**Your instructions**
Work out the number of lines in the records that include the word "Drummond"; reply with that number alone.

**Records for the task**

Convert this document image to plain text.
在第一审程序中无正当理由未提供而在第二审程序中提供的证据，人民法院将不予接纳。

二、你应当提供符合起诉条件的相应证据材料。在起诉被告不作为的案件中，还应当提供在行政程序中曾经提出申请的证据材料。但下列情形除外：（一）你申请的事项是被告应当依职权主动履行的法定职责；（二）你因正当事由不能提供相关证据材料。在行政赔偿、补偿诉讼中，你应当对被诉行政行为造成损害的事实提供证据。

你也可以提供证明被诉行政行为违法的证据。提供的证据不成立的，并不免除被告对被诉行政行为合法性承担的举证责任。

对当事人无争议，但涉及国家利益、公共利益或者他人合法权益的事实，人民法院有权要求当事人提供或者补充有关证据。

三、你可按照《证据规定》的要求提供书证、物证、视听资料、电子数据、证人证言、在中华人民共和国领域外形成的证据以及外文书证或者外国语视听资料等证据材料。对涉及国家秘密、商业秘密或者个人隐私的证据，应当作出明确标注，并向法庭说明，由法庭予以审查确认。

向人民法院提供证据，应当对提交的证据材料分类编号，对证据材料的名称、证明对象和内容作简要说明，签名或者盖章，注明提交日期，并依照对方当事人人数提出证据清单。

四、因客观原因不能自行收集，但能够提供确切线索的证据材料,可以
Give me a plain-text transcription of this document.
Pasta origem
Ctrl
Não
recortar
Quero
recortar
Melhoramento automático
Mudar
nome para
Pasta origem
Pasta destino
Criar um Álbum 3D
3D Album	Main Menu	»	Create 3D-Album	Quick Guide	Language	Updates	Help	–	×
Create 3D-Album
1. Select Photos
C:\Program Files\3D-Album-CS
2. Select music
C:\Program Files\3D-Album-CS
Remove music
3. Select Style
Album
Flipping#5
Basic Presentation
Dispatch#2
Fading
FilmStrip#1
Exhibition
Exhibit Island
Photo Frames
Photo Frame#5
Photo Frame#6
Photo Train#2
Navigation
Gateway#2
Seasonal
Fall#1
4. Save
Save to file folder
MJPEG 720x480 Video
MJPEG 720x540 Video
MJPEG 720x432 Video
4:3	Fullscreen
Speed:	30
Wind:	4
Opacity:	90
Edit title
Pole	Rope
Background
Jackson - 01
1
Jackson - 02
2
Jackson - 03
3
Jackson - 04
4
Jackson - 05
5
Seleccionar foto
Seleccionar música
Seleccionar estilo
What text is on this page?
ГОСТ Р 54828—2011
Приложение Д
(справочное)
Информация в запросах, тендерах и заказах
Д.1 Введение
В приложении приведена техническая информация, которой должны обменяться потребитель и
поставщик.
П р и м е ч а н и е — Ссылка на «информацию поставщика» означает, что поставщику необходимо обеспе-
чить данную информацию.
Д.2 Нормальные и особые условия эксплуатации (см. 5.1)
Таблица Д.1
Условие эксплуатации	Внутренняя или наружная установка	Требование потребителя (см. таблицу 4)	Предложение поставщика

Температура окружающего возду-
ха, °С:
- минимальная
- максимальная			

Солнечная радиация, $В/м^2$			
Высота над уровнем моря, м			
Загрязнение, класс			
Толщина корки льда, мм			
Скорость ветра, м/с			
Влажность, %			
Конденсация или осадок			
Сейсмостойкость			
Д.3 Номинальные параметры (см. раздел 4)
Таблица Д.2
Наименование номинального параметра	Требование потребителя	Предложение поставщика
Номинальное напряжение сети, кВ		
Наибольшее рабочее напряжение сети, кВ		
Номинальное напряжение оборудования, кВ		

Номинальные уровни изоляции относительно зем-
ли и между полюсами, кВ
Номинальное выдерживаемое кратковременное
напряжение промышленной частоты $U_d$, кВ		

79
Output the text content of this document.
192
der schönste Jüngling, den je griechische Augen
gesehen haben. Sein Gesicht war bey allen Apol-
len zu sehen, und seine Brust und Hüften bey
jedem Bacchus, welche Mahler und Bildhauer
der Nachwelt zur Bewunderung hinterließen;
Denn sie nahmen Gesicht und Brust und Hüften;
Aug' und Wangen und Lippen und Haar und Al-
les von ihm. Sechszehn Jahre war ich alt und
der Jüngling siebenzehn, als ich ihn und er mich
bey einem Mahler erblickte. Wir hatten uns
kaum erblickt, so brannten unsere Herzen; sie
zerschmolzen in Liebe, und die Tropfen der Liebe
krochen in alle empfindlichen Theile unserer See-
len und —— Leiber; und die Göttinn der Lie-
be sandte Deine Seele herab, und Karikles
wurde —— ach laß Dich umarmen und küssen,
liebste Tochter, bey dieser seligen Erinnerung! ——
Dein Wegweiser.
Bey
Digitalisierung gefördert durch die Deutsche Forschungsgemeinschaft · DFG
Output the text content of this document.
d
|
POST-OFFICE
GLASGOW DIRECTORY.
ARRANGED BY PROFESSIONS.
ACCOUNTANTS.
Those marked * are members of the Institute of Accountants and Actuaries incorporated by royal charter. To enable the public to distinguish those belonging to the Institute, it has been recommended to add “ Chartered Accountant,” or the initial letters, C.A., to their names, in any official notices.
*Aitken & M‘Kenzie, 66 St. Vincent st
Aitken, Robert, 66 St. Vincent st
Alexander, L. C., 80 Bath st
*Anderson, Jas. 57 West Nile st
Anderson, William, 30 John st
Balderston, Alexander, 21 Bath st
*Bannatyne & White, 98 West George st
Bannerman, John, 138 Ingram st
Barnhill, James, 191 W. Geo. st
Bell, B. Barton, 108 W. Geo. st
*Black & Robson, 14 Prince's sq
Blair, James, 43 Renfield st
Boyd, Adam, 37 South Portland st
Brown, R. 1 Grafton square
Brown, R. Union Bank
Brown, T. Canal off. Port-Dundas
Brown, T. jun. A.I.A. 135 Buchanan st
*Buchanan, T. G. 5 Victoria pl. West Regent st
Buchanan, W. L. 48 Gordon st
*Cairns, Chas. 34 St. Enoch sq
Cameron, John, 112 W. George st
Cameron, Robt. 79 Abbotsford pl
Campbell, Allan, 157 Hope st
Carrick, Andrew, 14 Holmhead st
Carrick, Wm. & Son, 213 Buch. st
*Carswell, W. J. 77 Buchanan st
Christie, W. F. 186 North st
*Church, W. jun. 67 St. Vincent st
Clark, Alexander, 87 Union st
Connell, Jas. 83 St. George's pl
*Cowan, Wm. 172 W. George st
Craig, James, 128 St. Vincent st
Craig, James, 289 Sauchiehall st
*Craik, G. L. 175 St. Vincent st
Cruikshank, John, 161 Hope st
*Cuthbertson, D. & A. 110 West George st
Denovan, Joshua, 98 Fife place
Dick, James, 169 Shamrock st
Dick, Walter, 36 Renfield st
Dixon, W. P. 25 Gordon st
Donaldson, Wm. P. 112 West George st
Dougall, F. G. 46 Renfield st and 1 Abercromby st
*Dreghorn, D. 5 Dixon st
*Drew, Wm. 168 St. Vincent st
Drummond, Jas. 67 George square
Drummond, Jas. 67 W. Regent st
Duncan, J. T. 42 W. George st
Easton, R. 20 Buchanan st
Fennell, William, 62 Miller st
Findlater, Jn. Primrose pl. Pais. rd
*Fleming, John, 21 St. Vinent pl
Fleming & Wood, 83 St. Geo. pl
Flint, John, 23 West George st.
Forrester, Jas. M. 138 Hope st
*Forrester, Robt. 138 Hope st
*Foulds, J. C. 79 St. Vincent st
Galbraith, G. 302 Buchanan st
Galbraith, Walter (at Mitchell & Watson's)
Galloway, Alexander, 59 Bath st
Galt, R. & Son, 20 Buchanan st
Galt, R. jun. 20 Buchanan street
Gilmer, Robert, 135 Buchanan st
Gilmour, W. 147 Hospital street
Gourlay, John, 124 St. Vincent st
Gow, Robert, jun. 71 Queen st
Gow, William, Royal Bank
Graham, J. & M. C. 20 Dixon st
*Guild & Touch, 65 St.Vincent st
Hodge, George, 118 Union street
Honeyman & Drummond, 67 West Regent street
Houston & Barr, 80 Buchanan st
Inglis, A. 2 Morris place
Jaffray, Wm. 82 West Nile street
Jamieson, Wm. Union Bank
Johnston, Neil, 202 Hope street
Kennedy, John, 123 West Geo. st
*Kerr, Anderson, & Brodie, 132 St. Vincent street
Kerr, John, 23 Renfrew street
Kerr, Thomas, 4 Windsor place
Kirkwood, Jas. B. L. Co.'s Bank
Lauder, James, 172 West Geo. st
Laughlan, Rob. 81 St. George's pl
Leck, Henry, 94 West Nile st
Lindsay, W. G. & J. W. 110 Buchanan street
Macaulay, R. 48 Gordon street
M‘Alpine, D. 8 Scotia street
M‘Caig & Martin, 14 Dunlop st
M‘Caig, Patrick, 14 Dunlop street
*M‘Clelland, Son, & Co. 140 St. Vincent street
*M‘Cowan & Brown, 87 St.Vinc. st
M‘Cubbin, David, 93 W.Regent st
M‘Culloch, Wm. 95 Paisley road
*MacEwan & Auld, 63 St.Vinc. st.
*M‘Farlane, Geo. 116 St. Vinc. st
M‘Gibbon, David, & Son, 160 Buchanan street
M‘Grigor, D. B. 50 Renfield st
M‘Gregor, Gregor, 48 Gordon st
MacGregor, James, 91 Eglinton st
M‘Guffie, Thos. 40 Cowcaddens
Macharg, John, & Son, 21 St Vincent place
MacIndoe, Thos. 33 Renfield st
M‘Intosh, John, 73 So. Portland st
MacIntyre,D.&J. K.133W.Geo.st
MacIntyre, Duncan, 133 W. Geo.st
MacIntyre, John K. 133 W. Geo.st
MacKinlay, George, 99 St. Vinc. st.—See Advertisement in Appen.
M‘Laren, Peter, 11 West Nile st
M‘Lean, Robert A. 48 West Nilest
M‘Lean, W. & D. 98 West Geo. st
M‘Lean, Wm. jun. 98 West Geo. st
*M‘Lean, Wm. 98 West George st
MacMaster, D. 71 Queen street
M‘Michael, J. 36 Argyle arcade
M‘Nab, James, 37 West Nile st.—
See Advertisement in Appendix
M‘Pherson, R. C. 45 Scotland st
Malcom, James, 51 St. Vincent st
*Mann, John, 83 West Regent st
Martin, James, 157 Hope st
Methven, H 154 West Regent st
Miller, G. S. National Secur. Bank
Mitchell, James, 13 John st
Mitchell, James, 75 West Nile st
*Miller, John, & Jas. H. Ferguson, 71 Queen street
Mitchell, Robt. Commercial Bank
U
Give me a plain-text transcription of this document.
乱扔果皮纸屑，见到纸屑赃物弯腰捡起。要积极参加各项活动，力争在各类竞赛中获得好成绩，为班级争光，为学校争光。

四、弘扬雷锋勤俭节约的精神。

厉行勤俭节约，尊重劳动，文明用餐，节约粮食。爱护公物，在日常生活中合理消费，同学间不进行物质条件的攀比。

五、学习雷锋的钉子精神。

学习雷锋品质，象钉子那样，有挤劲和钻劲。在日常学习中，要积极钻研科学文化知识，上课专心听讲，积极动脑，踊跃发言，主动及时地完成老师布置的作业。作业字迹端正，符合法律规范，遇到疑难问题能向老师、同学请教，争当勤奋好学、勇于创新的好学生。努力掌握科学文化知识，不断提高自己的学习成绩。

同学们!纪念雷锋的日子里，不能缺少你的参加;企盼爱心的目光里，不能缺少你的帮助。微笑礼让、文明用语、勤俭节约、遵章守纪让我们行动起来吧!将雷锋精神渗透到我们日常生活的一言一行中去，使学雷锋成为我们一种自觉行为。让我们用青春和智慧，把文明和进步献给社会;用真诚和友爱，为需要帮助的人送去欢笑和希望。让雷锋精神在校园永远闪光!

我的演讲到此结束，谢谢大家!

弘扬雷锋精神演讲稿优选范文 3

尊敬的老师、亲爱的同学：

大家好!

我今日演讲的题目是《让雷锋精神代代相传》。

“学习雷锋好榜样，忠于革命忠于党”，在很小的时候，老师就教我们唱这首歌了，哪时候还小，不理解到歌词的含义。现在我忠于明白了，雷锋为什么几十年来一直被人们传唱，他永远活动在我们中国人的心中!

**Task output**
3